PROBLEM STATEMENT:
Copy down all of the data underneath, exactly as shown.

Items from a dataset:

========================================

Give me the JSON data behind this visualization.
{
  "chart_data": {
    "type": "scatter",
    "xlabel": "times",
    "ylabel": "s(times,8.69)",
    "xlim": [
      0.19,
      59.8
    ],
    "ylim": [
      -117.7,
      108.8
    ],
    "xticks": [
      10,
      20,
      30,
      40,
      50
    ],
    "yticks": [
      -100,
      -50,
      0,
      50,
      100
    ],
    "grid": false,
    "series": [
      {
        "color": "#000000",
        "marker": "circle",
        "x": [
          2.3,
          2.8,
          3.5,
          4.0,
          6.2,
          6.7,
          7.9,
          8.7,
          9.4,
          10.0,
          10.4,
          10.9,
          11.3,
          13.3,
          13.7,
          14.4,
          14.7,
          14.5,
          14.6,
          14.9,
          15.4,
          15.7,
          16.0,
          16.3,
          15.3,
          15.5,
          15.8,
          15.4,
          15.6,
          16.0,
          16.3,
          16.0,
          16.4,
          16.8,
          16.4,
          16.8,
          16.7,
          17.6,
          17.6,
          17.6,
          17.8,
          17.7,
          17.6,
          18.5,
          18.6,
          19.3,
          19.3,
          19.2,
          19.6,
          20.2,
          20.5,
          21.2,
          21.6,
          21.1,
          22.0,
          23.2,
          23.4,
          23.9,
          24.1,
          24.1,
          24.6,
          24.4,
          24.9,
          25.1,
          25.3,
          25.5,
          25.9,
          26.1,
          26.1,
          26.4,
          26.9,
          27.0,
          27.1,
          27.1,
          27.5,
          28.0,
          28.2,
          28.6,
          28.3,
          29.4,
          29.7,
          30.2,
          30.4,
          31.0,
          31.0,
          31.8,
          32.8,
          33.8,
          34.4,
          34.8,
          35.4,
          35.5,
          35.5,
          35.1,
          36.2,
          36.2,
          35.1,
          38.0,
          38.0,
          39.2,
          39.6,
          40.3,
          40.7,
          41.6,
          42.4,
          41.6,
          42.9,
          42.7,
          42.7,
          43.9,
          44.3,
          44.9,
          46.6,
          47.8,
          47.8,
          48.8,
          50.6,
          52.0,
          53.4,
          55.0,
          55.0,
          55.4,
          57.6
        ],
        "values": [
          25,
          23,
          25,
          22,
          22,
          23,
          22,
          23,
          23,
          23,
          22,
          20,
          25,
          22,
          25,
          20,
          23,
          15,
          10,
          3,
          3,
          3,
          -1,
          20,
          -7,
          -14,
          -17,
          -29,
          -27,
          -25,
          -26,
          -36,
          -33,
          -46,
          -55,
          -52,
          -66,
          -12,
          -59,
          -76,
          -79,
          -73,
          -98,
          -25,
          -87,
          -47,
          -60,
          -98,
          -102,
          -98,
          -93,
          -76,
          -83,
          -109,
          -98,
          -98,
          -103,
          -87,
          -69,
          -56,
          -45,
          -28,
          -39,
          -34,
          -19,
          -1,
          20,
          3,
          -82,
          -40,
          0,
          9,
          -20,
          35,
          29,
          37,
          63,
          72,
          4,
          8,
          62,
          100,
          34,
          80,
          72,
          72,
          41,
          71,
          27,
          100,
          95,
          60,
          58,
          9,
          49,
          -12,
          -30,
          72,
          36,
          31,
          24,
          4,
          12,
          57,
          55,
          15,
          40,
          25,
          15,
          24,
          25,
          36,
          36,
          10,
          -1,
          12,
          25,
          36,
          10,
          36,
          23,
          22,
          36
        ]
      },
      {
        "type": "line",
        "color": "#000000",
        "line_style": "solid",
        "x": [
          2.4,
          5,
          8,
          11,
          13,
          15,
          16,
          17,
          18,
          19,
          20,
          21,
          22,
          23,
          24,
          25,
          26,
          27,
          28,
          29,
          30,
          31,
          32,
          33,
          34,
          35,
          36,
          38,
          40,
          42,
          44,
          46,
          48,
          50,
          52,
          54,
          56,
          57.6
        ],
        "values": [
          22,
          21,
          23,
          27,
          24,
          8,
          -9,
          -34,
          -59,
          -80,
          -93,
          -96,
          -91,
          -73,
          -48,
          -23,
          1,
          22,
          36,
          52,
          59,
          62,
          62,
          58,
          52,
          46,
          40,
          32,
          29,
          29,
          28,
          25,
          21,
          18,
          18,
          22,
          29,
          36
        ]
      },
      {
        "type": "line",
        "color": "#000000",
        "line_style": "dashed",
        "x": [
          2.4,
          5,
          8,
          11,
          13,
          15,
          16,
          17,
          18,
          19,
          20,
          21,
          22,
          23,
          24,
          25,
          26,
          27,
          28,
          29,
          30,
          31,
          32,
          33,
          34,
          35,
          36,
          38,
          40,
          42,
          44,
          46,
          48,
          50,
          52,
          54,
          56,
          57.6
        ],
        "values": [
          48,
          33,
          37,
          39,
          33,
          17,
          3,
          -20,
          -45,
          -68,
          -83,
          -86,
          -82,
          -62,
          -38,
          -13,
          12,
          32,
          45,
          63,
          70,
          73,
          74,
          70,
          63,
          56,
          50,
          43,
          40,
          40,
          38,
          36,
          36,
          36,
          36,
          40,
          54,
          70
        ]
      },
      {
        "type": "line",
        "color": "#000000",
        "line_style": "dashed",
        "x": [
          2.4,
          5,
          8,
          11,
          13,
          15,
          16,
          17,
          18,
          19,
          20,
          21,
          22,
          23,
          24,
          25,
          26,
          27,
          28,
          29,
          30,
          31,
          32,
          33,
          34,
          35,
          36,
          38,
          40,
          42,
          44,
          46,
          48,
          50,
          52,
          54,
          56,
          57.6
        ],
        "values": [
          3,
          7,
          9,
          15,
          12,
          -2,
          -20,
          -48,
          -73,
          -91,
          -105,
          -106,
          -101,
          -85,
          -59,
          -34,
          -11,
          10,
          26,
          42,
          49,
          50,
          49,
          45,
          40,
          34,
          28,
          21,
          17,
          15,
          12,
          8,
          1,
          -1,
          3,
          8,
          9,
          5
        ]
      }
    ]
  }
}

========================================

ANSWER TO THIS TASK:
Give me the JSON data behind this visualization.
{
  "chart_data": {
    "type": "scatter",
    "xlabel": "times",
    "ylabel": "s(times,8.69)",
    "xlim": [
      0.19,
      59.8
    ],
    "ylim": [
      -117.7,
      108.8
    ],
    "xticks": [
      10,
      20,
      30,
      40,
      50
    ],
    "yticks": [
      -100,
      -50,
      0,
      50,
      100
    ],
    "grid": false,
    "series": [
      {
        "color": "#000000",
        "marker": "circle",
        "x": [
          2.3,
          2.8,
          3.5,
          4.0,
          6.2,
          6.7,
          7.9,
          8.7,
          9.4,
          10.0,
          10.4,
          10.9,
          11.3,
          13.3,
          13.7,
          14.4,
          14.7,
          14.5,
          14.6,
          14.9,
          15.4,
          15.7,
          16.0,
          16.3,
          15.3,
          15.5,
          15.8,
          15.4,
          15.6,
          16.0,
          16.3,
          16.0,
          16.4,
          16.8,
          16.4,
          16.8,
          16.7,
          17.6,
          17.6,
          17.6,
          17.8,
          17.7,
          17.6,
          18.5,
          18.6,
          19.3,
          19.3,
          19.2,
          19.6,
          20.2,
          20.5,
          21.2,
          21.6,
          21.1,
          22.0,
          23.2,
          23.4,
          23.9,
          24.1,
          24.1,
          24.6,
          24.4,
          24.9,
          25.1,
          25.3,
          25.5,
          25.9,
          26.1,
          26.1,
          26.4,
          26.9,
          27.0,
          27.1,
          27.1,
          27.5,
          28.0,
          28.2,
          28.6,
          28.3,
          29.4,
          29.7,
          30.2,
          30.4,
          31.0,
          31.0,
          31.8,
          32.8,
          33.8,
          34.4,
          34.8,
          35.4,
          35.5,
          35.5,
          35.1,
          36.2,
          36.2,
          35.1,
          38.0,
          38.0,
          39.2,
          39.6,
          40.3,
          40.7,
          41.6,
          42.4,
          41.6,
          42.9,
          42.7,
          42.7,
          43.9,
          44.3,
          44.9,
          46.6,
          47.8,
          47.8,
          48.8,
          50.6,
          52.0,
          53.4,
          55.0,
          55.0,
          55.4,
          57.6
        ],
        "values": [
          25,
          23,
          25,
          22,
          22,
          23,
          22,
          23,
          23,
          23,
          22,
          20,
          25,
          22,
          25,
          20,
          23,
          15,
          10,
          3,
          3,
          3,
          -1,
          20,
          -7,
          -14,
          -17,
          -29,
          -27,
          -25,
          -26,
          -36,
          -33,
          -46,
          -55,
          -52,
          -66,
          -12,
          -59,
          -76,
          -79,
          -73,
          -98,
          -25,
          -87,
          -47,
          -60,
          -98,
          -102,
          -98,
          -93,
          -76,
          -83,
          -109,
          -98,
          -98,
          -103,
          -87,
          -69,
          -56,
          -45,
          -28,
          -39,
          -34,
          -19,
          -1,
          20,
          3,
          -82,
          -40,
          0,
          9,
          -20,
          35,
          29,
          37,
          63,
          72,
          4,
          8,
          62,
          100,
          34,
          80,
          72,
          72,
          41,
          71,
          27,
          100,
          95,
          60,
          58,
          9,
          49,
          -12,
          -30,
          72,
          36,
          31,
          24,
          4,
          12,
          57,
          55,
          15,
          40,
          25,
          15,
          24,
          25,
          36,
          36,
          10,
          -1,
          12,
          25,
          36,
          10,
          36,
          23,
          22,
          36
        ]
      },
      {
        "type": "line",
        "color": "#000000",
        "line_style": "solid",
        "x": [
          2.4,
          5,
          8,
          11,
          13,
          15,
          16,
          17,
          18,
          19,
          20,
          21,
          22,
          23,
          24,
          25,
          26,
          27,
          28,
          29,
          30,
          31,
          32,
          33,
          34,
          35,
          36,
          38,
          40,
          42,
          44,
          46,
          48,
          50,
          52,
          54,
          56,
          57.6
        ],
        "values": [
          22,
          21,
          23,
          27,
          24,
          8,
          -9,
          -34,
          -59,
          -80,
          -93,
          -96,
          -91,
          -73,
          -48,
          -23,
          1,
          22,
          36,
          52,
          59,
          62,
          62,
          58,
          52,
          46,
          40,
          32,
          29,
          29,
          28,
          25,
          21,
          18,
          18,
          22,
          29,
          36
        ]
      },
      {
        "type": "line",
        "color": "#000000",
        "line_style": "dashed",
        "x": [
          2.4,
          5,
          8,
          11,
          13,
          15,
          16,
          17,
          18,
          19,
          20,
          21,
          22,
          23,
          24,
          25,
          26,
          27,
          28,
          29,
          30,
          31,
          32,
          33,
          34,
          35,
          36,
          38,
          40,
          42,
          44,
          46,
          48,
          50,
          52,
          54,
          56,
          57.6
        ],
        "values": [
          48,
          33,
          37,
          39,
          33,
          17,
          3,
          -20,
          -45,
          -68,
          -83,
          -86,
          -82,
          -62,
          -38,
          -13,
          12,
          32,
          45,
          63,
          70,
          73,
          74,
          70,
          63,
          56,
          50,
          43,
          40,
          40,
          38,
          36,
          36,
          36,
          36,
          40,
          54,
          70
        ]
      },
      {
        "type": "line",
        "color": "#000000",
        "line_style": "dashed",
        "x": [
          2.4,
          5,
          8,
          11,
          13,
          15,
          16,
          17,
          18,
          19,
          20,
          21,
          22,
          23,
          24,
          25,
          26,
          27,
          28,
          29,
          30,
          31,
          32,
          33,
          34,
          35,
          36,
          38,
          40,
          42,
          44,
          46,
          48,
          50,
          52,
          54,
          56,
          57.6
        ],
        "values": [
          3,
          7,
          9,
          15,
          12,
          -2,
          -20,
          -48,
          -73,
          -91,
          -105,
          -106,
          -101,
          -85,
          -59,
          -34,
          -11,
          10,
          26,
          42,
          49,
          50,
          49,
          45,
          40,
          34,
          28,
          21,
          17,
          15,
          12,
          8,
          1,
          -1,
          3,
          8,
          9,
          5
        ]
      }
    ]
  }
}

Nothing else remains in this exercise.